# [EXTRACT TO READ]
+===+
In the older age subgroup, the concentration of attention is shifted toward the object’s center, that is an area less specific to the “plate”, whereas, in the younger group, the attention was concentrated on a more specific part — the rim (see Figure 7).

In this pilot study, we observed that a pattern separation error was more likely to occur when the gaze was focused on semantically less significant parts of the presented image. From this, it could be concluded that the pattern separation quality may depend on which object parts the attention was concentrated. We tested this hypothesis in the younger subjects by conducting an additional experiment. Using the “key” image, we found that the ability to distinguish between a similar object and the original one could be related to a more careful examination of distinct, meaningful parts of the original object, which is consistent with the results obtained in the group of 28 healthy subjects.

A significant limitation of this pilot study is a very small number of observations, which does not allow a priori to achieve high levels of statistical significance. Having 12–17 subjects in each subgroup, the percentage of the specific error of distinguishing a similar from a recently seen object is very small. In addition, there are very few data on visual fixations that occur during the subject’s first examination of the object. In the younger age group, only one person made a pattern separation error. To perform a statistical analysis of the visual fixation distribution in this subgroup, a much larger number of subjects is needed. However, taking into account the resource- and time-costs of such experimentation, we opted to present the obtained data “as is” to outline the trends we observed in our studies and to remind the readers about the preliminary character of these results [13, 17].

In this study, the conditional pattern separation error was determined in agreement with other authors who also used neuropsychological tests to detect it [2, 3, 5, 6]. Along with that, today there are no proven physiological criteria that would objectify this error that was originally described in animal models. That is why we, like other authors studying specific memory errors, are critical about the way it’s determined. Therefore, we focus primarily on the phenomenology, rather than on the interpretation of currently inaccessible physiological mechanisms that generate specific memory errors [6].

The known limitations of our study include the resolution of our eye tracker, which provided the opportunity to analyze the points of visual fixation, but did not allow us to analyze saccades thus decreasing the informative content of our results.

Today, it is believed that in mammals, the hippocampus plays the major role in recognizing similar objects [2, 20, 21]. In the structure of the hippocampus, continuous postnatal neurogenesis was discovered; this process is thought to ensure the memory plasticity and, possibly, the normal operation of the pattern separation function [2]. Therefore, the visual fixation distribution as an indicator of the state of visual attention and memory can potentially be a key to understanding the fundamental mechanisms of neuroplasticity, as well as a diagnostic tool in patients with cognitive impairments.

Conclusion

The results of this pilot study are consistent with the hypothesis claiming that the occurrence of pattern separation errors depends on the way the visual attention distributes. In addition, the study supports the hypothesis of the different spatial distribution of visual attention in healthy subjects of different ages. The eye tracking technology proved to be effective for objectifying the distribution of visual attention as a correlate and predictor of specific attention and memory errors.

Financial support. The research was supported by the Russian Science Foundation (grant 17-15-01426).

Conflict of interests. The authors have no conflict of interests to disclose.
+===+
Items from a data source
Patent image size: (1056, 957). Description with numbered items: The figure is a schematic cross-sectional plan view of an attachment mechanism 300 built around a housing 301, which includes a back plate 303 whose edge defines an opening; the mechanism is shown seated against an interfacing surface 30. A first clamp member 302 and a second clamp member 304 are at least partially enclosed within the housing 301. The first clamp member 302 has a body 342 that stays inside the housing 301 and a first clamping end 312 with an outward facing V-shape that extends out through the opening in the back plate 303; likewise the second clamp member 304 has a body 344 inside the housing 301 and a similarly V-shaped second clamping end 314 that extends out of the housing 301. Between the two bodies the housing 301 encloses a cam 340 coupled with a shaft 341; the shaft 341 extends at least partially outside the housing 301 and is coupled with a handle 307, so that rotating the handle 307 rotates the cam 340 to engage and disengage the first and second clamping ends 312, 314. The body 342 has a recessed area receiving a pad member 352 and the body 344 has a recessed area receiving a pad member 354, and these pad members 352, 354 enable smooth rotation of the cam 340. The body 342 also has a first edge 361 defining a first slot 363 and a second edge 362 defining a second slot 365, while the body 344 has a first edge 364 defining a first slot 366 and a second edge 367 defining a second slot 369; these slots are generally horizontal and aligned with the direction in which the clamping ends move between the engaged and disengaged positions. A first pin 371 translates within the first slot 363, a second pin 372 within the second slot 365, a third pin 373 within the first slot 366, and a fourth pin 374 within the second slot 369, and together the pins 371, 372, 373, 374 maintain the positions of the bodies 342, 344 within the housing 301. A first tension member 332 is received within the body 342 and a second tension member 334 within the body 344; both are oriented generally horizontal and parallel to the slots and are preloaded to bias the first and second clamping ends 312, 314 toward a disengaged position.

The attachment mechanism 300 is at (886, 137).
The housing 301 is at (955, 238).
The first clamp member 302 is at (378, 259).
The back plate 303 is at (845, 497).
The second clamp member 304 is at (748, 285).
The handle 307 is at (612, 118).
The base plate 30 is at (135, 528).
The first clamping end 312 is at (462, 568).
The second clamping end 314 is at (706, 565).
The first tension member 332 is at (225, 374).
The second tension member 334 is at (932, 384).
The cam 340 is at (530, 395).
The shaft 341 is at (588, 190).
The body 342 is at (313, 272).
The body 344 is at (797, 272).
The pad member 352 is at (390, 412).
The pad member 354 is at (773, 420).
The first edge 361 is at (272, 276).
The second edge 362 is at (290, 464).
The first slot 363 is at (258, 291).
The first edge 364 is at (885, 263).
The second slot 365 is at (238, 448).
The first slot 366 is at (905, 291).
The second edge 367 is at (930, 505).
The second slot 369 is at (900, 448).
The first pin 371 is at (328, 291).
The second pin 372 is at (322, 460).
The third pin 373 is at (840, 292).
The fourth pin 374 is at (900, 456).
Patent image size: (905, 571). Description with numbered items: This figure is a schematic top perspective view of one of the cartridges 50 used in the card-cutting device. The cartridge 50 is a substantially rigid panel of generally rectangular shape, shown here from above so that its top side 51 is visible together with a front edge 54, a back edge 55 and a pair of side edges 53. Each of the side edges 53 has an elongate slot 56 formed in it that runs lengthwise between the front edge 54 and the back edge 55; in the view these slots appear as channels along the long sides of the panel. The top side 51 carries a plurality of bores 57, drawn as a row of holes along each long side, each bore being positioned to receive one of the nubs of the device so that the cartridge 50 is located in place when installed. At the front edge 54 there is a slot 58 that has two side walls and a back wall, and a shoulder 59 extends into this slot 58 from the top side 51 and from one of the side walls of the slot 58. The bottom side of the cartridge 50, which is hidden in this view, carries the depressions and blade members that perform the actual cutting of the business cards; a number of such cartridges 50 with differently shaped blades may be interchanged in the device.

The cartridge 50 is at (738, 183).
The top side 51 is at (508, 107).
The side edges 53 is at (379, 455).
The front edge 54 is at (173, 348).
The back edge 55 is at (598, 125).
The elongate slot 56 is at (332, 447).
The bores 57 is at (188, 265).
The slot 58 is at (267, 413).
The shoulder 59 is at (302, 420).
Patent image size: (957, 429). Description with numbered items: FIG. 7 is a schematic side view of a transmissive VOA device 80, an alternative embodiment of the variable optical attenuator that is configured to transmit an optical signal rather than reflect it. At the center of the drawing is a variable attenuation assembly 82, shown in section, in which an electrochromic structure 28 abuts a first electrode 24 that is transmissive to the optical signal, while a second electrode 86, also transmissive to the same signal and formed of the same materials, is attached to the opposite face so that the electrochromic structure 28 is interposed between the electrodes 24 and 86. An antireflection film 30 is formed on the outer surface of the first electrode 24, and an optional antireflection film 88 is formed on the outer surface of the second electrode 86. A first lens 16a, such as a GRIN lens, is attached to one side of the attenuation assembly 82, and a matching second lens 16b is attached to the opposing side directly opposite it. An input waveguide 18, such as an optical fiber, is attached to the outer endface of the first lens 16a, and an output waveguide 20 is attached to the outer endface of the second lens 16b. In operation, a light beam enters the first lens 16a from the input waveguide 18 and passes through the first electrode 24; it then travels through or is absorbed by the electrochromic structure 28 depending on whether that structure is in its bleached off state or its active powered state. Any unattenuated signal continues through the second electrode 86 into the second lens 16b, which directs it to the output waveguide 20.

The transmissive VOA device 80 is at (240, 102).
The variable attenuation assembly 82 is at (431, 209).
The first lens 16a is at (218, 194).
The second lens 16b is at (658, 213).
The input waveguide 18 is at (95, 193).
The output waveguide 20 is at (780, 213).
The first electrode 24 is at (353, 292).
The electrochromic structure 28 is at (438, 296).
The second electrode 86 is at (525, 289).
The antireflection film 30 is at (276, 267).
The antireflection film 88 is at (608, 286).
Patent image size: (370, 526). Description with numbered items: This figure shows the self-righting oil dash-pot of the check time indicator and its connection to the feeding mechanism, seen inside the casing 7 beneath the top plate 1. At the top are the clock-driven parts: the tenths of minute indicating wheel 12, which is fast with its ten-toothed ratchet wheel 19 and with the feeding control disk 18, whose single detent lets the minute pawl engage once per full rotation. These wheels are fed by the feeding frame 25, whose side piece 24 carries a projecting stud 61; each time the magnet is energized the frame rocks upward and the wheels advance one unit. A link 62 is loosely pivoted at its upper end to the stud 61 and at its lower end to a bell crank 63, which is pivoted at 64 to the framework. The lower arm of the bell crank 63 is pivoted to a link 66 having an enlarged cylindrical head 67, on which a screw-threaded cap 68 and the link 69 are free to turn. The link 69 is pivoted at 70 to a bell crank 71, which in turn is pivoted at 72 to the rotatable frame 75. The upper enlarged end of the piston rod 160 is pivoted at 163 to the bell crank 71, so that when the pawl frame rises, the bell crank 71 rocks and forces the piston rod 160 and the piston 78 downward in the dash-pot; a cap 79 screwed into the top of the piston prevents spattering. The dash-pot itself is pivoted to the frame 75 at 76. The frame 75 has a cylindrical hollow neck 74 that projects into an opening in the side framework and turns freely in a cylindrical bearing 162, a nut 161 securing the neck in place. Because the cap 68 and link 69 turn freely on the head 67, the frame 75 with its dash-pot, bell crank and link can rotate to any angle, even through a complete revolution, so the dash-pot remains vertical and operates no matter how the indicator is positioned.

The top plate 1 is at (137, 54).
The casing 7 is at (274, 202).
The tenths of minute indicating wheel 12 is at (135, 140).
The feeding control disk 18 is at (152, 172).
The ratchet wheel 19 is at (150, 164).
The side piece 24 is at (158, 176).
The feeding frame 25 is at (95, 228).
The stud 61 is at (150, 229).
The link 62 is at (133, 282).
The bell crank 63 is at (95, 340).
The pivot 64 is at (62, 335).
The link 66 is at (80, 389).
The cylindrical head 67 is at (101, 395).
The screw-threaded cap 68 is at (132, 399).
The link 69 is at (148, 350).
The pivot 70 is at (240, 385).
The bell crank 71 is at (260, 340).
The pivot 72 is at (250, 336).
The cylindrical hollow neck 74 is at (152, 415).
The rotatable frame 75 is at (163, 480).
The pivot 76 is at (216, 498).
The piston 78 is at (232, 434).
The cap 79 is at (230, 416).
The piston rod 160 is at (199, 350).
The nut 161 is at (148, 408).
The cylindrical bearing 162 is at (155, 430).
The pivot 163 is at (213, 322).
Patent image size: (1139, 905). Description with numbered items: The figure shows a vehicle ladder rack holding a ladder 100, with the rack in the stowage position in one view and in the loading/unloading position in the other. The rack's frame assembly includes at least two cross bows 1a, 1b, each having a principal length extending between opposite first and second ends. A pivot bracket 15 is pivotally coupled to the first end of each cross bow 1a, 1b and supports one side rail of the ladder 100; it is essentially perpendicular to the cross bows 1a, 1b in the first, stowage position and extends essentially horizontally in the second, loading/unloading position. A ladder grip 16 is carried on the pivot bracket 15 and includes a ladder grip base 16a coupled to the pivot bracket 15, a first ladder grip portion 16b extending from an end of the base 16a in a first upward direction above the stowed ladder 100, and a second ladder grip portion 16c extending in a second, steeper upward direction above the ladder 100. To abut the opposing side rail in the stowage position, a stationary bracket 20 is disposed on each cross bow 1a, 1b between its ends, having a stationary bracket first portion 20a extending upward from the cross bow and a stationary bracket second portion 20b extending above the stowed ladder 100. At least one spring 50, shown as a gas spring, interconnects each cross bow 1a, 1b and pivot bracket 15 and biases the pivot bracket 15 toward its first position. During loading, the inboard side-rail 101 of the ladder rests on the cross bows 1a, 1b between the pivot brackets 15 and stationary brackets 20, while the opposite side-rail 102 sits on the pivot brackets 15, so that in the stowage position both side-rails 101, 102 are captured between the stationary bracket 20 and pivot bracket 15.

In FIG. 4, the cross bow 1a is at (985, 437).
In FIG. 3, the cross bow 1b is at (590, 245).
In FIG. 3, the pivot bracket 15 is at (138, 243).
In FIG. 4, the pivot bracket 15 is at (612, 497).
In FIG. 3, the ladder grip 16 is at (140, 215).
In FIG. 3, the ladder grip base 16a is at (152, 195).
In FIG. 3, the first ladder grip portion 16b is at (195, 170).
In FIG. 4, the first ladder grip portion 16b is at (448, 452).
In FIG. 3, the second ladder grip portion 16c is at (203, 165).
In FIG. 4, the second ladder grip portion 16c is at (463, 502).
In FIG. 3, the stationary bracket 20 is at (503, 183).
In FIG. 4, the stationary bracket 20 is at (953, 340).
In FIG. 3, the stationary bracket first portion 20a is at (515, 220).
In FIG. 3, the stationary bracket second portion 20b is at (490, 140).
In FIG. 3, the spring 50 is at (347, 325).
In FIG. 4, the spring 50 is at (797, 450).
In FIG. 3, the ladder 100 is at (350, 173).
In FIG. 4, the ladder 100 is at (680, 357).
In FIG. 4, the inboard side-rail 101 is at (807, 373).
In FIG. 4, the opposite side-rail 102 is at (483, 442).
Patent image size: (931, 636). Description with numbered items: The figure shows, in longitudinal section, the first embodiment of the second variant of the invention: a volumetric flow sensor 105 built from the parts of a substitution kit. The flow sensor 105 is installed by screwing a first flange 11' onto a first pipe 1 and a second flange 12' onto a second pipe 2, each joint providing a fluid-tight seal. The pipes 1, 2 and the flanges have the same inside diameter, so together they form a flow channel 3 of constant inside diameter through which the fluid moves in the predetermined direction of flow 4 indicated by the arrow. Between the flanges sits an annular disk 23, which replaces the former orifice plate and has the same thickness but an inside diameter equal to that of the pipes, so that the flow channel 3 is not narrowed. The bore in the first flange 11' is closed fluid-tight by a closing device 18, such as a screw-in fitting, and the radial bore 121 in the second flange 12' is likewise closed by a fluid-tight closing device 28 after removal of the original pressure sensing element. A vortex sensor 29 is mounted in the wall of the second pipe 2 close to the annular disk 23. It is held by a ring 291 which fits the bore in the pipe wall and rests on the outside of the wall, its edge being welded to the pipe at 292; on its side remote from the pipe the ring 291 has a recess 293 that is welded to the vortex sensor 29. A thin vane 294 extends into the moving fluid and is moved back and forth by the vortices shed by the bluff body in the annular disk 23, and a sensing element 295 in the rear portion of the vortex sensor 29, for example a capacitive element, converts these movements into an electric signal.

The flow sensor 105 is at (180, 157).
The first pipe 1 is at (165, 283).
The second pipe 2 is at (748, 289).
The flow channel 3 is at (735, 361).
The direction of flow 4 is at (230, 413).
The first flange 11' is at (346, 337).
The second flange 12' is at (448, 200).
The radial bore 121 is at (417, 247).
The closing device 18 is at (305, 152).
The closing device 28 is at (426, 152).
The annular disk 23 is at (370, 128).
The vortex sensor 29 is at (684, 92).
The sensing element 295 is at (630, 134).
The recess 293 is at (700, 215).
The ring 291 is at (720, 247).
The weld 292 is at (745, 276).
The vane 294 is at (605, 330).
+===+
# [WORK ORDER A]
In the text on visual attention and pattern separation, restate the passage starting at "The known limitations" and ending at "of our results." with "saccades" changed to "eye movements".
# [WORK ORDER B]
List every distinct reference number that the text on visual attention and pattern separation cites in square brackets.

# [FINAL ANSWER A]
The known limitations of our study include the resolution of our eye tracker, which provided the opportunity to analyze the points of visual fixation, but did not allow us to analyze eye movements thus decreasing the informative content of our results.

# [FINAL ANSWER B]
2, 3, 5, 6, 13, 17, 20, 21